◆ EXCERPTED RECORDS
<<<<

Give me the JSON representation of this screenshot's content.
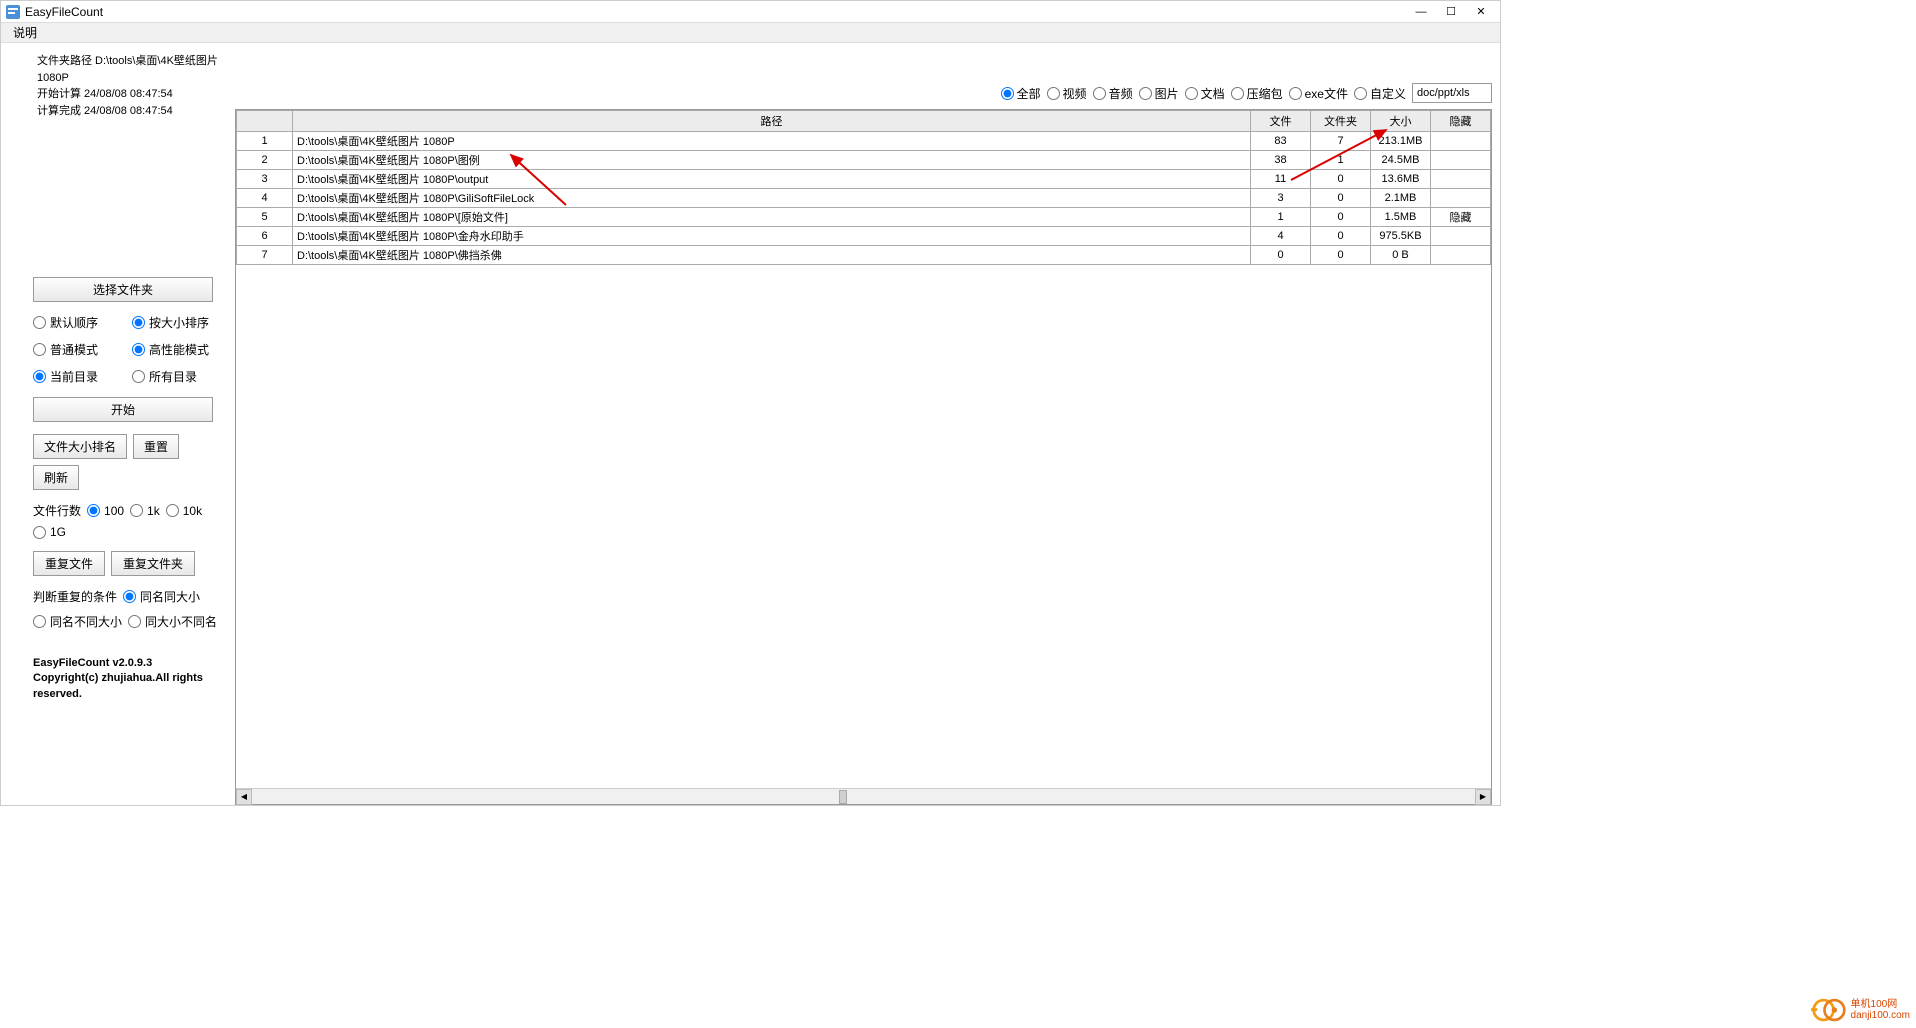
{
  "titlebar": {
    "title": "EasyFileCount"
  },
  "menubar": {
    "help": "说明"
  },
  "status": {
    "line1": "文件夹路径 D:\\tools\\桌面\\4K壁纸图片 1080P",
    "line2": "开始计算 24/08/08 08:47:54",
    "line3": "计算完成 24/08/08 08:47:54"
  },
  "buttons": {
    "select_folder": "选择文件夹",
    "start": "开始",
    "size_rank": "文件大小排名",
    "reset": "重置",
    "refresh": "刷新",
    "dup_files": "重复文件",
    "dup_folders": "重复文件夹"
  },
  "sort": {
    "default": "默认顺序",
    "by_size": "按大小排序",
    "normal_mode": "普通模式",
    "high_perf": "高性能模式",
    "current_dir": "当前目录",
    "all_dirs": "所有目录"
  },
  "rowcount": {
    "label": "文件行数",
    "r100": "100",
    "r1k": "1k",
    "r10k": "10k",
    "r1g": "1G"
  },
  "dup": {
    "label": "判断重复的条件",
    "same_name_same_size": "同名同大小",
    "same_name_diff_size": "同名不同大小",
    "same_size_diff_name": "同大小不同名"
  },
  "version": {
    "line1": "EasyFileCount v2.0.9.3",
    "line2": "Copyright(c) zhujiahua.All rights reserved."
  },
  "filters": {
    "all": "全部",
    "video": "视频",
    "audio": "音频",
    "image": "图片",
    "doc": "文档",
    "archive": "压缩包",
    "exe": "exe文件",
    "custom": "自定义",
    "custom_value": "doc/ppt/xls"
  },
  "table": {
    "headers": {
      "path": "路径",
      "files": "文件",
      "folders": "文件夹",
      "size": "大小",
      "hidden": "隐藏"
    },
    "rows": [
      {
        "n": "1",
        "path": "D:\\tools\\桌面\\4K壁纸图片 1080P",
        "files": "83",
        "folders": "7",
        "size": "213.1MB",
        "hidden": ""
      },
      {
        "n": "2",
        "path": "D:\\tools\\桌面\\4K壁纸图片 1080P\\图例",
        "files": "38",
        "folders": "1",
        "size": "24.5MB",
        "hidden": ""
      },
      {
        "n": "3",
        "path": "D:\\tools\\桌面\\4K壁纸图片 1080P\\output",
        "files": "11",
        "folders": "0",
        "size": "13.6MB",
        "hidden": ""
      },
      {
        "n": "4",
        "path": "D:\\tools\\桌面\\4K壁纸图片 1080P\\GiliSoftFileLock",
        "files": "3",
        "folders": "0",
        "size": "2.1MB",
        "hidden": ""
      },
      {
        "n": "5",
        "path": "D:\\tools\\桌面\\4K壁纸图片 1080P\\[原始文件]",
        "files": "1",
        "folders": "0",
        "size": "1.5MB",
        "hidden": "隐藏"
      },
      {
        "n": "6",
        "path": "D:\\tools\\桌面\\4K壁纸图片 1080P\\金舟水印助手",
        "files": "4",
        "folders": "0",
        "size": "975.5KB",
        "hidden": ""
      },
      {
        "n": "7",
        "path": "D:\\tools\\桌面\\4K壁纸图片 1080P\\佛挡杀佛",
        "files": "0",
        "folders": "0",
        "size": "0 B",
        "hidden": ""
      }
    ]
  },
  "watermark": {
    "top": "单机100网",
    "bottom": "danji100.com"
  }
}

>>>>

◆ AIM
State the number of lines in the records that contain the string "EasyFileCount", and nothing more.

◆ CORRECT ANSWER
2